Tasks to perform
(1) Answer these questions from the article on data collection and privacy. Mark each answer (a), (b), or (c) on its own line.
(a) What did the writer's trending Data Science searches bring up this week?
(b) What is given as one of the first privacy concerns?
(c) What two examples mark the range of what sensitive data can be?
(2) Carry the article on data collection and privacy forward from its last sentence, keeping its voice and its user's-point-of-view section.
##### Document extract
My trending searches for Data Science this week brought up the ethics involved in the collection and use of data. As I had said, some think it’s used to improve the intelligent guesses machine learning makes. Others, however, felt that the type of data being stored could be a breach of privacy. So, this is where I wanted to see the whole discussion from both sides. First, I wanted to hear about potential concerns there may be. Then secondly, I wanted to see points where data scientists attempt to address those concerns.
So, in today’s article, we’ll first discuss a few of the privacy concerns when looking at the use or collection of data, and then we’ll talk about a few ways to protect someone’s privacy when you do collect data along your journey as a Data Scientist.
User Consent
One of the first privacy concerns is whether the user grants their consent to take data. Recall that this first part will be from the user’s point of view. For example, when you are on a website your clicks or purchases could be tracked. Or perhaps you are using a popular app that uses your browser history to select apps for you. Especially when talking about sensitive data, which could be as specific as a credit card number or as general as a first name, you’ll want to know what is being tracked.
##########
##### Supplied material
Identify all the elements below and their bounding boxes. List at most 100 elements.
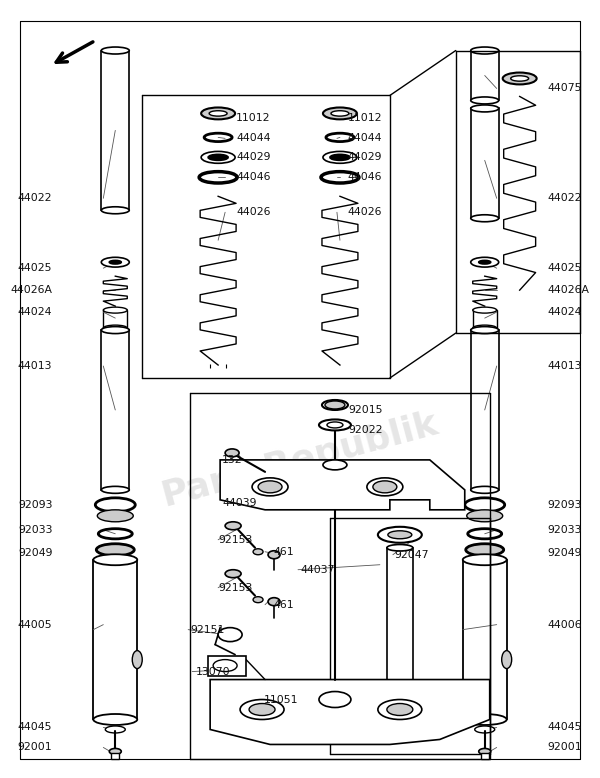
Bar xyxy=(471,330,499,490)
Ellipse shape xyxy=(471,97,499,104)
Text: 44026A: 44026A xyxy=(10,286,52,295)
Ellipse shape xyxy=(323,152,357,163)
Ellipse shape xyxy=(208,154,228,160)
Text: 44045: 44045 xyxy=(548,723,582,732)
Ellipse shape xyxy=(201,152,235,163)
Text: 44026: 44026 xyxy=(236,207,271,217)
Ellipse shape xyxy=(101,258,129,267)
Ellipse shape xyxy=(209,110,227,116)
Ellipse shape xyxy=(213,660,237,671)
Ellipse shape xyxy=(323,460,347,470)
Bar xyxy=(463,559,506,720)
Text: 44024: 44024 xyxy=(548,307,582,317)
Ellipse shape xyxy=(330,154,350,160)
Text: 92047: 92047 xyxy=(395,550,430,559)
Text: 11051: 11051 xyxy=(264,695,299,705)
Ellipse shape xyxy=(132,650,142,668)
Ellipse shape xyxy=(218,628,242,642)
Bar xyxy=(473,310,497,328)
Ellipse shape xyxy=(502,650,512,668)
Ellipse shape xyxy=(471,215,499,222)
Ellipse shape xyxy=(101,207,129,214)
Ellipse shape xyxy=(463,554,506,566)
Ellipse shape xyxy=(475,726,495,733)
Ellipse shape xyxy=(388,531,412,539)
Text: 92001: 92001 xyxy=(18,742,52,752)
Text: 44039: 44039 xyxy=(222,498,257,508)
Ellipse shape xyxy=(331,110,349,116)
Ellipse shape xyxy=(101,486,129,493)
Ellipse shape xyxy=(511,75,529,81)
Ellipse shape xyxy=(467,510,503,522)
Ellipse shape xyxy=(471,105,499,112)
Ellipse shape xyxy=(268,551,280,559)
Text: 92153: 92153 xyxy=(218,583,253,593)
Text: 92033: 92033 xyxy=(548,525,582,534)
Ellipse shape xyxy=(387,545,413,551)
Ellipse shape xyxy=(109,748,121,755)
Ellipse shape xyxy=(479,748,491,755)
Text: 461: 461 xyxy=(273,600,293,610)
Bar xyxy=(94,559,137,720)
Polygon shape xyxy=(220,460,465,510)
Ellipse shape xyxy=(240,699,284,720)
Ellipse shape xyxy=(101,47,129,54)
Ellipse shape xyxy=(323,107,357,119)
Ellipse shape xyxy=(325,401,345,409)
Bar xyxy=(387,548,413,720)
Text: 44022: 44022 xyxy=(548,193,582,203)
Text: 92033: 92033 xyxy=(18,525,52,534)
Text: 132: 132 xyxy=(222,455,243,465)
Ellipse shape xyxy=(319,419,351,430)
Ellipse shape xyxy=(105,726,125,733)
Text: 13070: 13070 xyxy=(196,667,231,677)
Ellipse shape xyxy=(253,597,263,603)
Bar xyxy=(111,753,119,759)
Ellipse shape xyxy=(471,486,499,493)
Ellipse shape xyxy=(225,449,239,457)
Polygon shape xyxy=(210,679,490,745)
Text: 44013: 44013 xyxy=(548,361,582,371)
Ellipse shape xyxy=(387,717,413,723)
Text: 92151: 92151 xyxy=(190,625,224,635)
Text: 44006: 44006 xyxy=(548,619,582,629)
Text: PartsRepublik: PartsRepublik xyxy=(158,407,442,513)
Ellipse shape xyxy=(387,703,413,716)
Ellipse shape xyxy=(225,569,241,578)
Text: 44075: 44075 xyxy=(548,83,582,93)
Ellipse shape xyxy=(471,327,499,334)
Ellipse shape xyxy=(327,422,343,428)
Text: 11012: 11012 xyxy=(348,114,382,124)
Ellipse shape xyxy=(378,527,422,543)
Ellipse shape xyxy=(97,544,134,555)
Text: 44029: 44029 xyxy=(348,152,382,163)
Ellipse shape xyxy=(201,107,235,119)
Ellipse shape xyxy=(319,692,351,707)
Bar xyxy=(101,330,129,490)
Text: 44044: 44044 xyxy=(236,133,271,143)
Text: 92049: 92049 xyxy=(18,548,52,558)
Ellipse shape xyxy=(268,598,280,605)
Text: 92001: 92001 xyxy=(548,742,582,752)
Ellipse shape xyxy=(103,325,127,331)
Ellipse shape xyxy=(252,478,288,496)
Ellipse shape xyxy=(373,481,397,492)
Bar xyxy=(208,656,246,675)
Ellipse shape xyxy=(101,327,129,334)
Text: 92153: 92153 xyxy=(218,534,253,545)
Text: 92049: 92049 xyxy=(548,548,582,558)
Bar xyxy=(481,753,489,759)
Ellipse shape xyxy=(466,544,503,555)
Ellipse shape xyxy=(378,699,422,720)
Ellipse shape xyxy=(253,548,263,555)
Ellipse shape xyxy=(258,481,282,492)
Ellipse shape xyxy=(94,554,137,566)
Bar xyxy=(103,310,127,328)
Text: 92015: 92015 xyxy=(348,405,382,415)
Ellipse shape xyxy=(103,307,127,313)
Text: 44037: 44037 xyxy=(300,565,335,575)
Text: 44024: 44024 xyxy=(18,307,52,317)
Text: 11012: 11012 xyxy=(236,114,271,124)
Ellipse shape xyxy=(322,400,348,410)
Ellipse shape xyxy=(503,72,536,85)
##########
##### Supplied material
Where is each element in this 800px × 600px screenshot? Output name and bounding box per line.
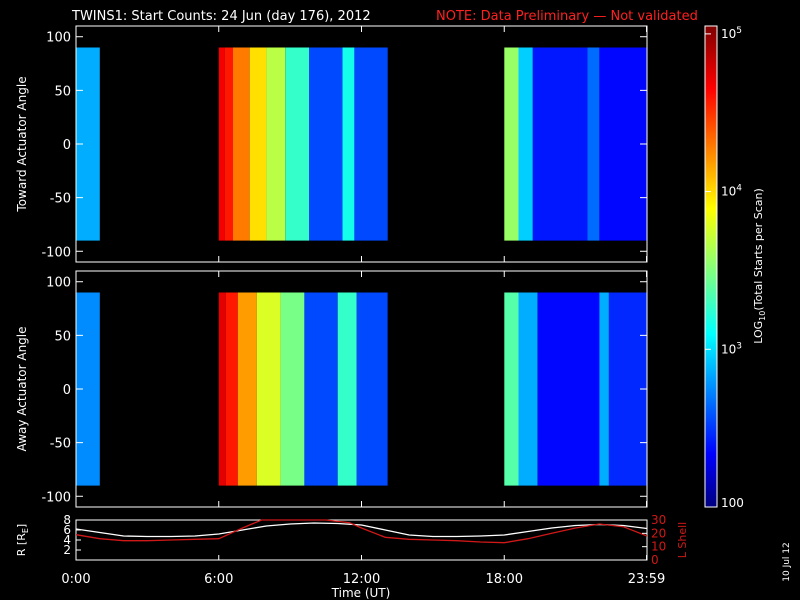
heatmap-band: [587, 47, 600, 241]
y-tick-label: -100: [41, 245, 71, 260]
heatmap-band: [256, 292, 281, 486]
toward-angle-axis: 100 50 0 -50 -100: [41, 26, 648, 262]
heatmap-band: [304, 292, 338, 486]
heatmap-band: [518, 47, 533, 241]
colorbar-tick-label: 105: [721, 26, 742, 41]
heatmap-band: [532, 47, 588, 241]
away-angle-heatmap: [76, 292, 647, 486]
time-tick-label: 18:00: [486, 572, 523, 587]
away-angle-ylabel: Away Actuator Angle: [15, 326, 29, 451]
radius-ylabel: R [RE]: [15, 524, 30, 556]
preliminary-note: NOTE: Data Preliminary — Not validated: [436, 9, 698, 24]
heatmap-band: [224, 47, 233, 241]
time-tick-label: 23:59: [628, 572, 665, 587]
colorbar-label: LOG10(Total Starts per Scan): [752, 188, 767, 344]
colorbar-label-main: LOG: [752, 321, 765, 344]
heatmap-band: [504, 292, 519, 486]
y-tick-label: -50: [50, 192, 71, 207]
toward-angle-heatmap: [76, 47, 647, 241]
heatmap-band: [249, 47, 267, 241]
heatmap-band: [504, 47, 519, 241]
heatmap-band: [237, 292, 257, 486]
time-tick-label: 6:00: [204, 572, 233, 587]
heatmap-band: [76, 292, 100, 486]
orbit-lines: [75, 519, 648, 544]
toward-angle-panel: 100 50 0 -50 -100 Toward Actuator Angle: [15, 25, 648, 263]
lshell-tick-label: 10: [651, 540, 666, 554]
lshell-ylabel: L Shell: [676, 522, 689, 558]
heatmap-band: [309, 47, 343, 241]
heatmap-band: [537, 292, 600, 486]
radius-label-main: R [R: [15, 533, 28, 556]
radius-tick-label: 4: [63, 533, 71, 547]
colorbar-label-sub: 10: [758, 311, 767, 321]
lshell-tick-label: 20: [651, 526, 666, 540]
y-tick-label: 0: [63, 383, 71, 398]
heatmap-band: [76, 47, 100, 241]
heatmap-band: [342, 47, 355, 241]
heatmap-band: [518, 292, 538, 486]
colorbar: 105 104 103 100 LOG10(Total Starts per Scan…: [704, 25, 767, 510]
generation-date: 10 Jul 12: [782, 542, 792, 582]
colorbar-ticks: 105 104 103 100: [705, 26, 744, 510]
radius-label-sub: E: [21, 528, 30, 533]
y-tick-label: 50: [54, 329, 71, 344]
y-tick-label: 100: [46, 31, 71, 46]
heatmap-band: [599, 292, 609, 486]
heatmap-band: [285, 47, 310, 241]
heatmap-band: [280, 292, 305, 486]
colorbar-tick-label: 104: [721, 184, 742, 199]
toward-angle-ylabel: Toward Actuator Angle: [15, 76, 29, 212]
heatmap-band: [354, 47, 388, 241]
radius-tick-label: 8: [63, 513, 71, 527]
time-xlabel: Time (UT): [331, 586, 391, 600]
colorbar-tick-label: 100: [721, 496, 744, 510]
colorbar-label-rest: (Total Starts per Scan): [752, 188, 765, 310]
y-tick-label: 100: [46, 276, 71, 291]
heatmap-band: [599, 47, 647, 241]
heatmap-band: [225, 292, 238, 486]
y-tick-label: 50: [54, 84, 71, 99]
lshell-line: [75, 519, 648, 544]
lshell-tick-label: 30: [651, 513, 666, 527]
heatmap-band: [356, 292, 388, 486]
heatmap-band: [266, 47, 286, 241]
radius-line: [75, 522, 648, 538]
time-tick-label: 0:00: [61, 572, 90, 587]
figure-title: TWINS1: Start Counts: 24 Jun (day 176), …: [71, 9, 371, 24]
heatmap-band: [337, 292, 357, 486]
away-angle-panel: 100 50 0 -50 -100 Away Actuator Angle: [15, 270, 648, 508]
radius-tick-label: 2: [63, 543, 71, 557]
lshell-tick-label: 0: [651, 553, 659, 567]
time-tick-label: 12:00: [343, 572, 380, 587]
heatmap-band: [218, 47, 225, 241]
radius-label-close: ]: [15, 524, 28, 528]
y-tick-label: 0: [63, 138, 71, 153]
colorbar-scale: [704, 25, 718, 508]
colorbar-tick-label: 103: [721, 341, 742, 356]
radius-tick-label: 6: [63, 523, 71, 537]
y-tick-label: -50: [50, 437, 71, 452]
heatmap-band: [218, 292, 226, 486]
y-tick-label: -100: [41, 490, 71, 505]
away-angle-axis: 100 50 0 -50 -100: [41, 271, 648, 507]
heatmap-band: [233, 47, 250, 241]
##########
Results by task
(1)
(a) The ethics involved in the collection and use of data.
(b) Whether the user grants their consent to take data.
(c) Something as specific as a credit card number or as general as a first name.

(2)
Further, you may even want to know what the data is being used for. At the end of the day, it’s your data and your privacy, so you will want to know what information is being taken and why.
But some websites make this information difficult to find. If a website prompts you to accept or reject cookies, you typically have to click another link to review what exactly is being tracked. It may give you the option to decide what cookies can track, but going through the list could take even more time.
User Consent: The Solution
From the Data Scientist side, you already know what information you will track and the purpose behind taking the data. But you will also need to gain user consent. For a website or even an app, this can be simple to do. A "terms and conditions" page lays out the rules you enforce on your site/app, but by providing "accept cookies", the user is given the choice to allow you to track the data or not. With those cookies or your "terms of service", you should clearly state what exactly you track or the intention.
User Consent: The Dilemma
The app or website you are using wrote lengthy "terms of service" to detail everything they track and what you agree to, and detailed what information is tracked in cookies before you accept those. However, as a user, do you bother to read either? Especially when lengthy, do you at least skim through what information they may track, or do you save yourself time and just accept? If you don’t read through, you’re not the only one. Many users don’t have the time or the patience to read long, detailed reports on every item.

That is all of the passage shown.